▶ _STATED TASK_
Every line of the records below should be restated exactly.

▶ _MATERIAL SUPPLIED_
··········

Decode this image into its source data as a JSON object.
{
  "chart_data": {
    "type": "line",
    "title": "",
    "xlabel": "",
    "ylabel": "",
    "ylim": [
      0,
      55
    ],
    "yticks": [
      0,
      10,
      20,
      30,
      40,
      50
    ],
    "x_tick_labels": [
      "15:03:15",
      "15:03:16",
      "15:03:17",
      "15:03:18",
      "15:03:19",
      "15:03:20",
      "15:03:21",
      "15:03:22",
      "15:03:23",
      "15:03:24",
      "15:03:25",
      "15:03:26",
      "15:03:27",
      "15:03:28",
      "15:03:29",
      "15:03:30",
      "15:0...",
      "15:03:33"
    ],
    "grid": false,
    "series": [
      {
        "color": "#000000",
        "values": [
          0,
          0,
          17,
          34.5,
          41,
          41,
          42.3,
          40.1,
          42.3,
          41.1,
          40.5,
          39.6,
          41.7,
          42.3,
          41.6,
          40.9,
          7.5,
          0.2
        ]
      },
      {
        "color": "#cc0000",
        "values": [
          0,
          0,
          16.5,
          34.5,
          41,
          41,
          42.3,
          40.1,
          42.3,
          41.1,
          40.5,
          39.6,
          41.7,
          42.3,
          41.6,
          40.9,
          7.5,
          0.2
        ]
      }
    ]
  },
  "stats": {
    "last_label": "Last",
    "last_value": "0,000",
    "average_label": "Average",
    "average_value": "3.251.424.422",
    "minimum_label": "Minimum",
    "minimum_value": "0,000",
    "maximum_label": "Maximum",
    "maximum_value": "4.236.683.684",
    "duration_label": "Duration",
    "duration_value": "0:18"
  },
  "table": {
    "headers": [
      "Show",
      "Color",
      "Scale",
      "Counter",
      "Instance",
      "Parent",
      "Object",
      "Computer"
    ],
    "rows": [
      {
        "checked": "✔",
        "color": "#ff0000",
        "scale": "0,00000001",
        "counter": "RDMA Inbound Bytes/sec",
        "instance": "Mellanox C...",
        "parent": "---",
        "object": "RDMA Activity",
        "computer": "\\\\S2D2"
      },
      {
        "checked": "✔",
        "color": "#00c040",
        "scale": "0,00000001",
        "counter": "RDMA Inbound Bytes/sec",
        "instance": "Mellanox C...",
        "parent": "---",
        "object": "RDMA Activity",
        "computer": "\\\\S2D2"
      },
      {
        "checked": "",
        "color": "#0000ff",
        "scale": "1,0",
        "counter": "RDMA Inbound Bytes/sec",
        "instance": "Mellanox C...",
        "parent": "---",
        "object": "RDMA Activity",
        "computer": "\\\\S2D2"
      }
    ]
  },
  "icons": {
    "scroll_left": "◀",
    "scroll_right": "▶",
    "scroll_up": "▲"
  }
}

··········

▶ _OUTPUT BELOW_
Decode this image into its source data as a JSON object.
{
  "chart_data": {
    "type": "line",
    "title": "",
    "xlabel": "",
    "ylabel": "",
    "ylim": [
      0,
      55
    ],
    "yticks": [
      0,
      10,
      20,
      30,
      40,
      50
    ],
    "x_tick_labels": [
      "15:03:15",
      "15:03:16",
      "15:03:17",
      "15:03:18",
      "15:03:19",
      "15:03:20",
      "15:03:21",
      "15:03:22",
      "15:03:23",
      "15:03:24",
      "15:03:25",
      "15:03:26",
      "15:03:27",
      "15:03:28",
      "15:03:29",
      "15:03:30",
      "15:0...",
      "15:03:33"
    ],
    "grid": false,
    "series": [
      {
        "color": "#000000",
        "values": [
          0,
          0,
          17,
          34.5,
          41,
          41,
          42.3,
          40.1,
          42.3,
          41.1,
          40.5,
          39.6,
          41.7,
          42.3,
          41.6,
          40.9,
          7.5,
          0.2
        ]
      },
      {
        "color": "#cc0000",
        "values": [
          0,
          0,
          16.5,
          34.5,
          41,
          41,
          42.3,
          40.1,
          42.3,
          41.1,
          40.5,
          39.6,
          41.7,
          42.3,
          41.6,
          40.9,
          7.5,
          0.2
        ]
      }
    ]
  },
  "stats": {
    "last_label": "Last",
    "last_value": "0,000",
    "average_label": "Average",
    "average_value": "3.251.424.422",
    "minimum_label": "Minimum",
    "minimum_value": "0,000",
    "maximum_label": "Maximum",
    "maximum_value": "4.236.683.684",
    "duration_label": "Duration",
    "duration_value": "0:18"
  },
  "table": {
    "headers": [
      "Show",
      "Color",
      "Scale",
      "Counter",
      "Instance",
      "Parent",
      "Object",
      "Computer"
    ],
    "rows": [
      {
        "checked": "✔",
        "color": "#ff0000",
        "scale": "0,00000001",
        "counter": "RDMA Inbound Bytes/sec",
        "instance": "Mellanox C...",
        "parent": "---",
        "object": "RDMA Activity",
        "computer": "\\\\S2D2"
      },
      {
        "checked": "✔",
        "color": "#00c040",
        "scale": "0,00000001",
        "counter": "RDMA Inbound Bytes/sec",
        "instance": "Mellanox C...",
        "parent": "---",
        "object": "RDMA Activity",
        "computer": "\\\\S2D2"
      },
      {
        "checked": "",
        "color": "#0000ff",
        "scale": "1,0",
        "counter": "RDMA Inbound Bytes/sec",
        "instance": "Mellanox C...",
        "parent": "---",
        "object": "RDMA Activity",
        "computer": "\\\\S2D2"
      }
    ]
  },
  "icons": {
    "scroll_left": "◀",
    "scroll_right": "▶",
    "scroll_up": "▲"
  }
}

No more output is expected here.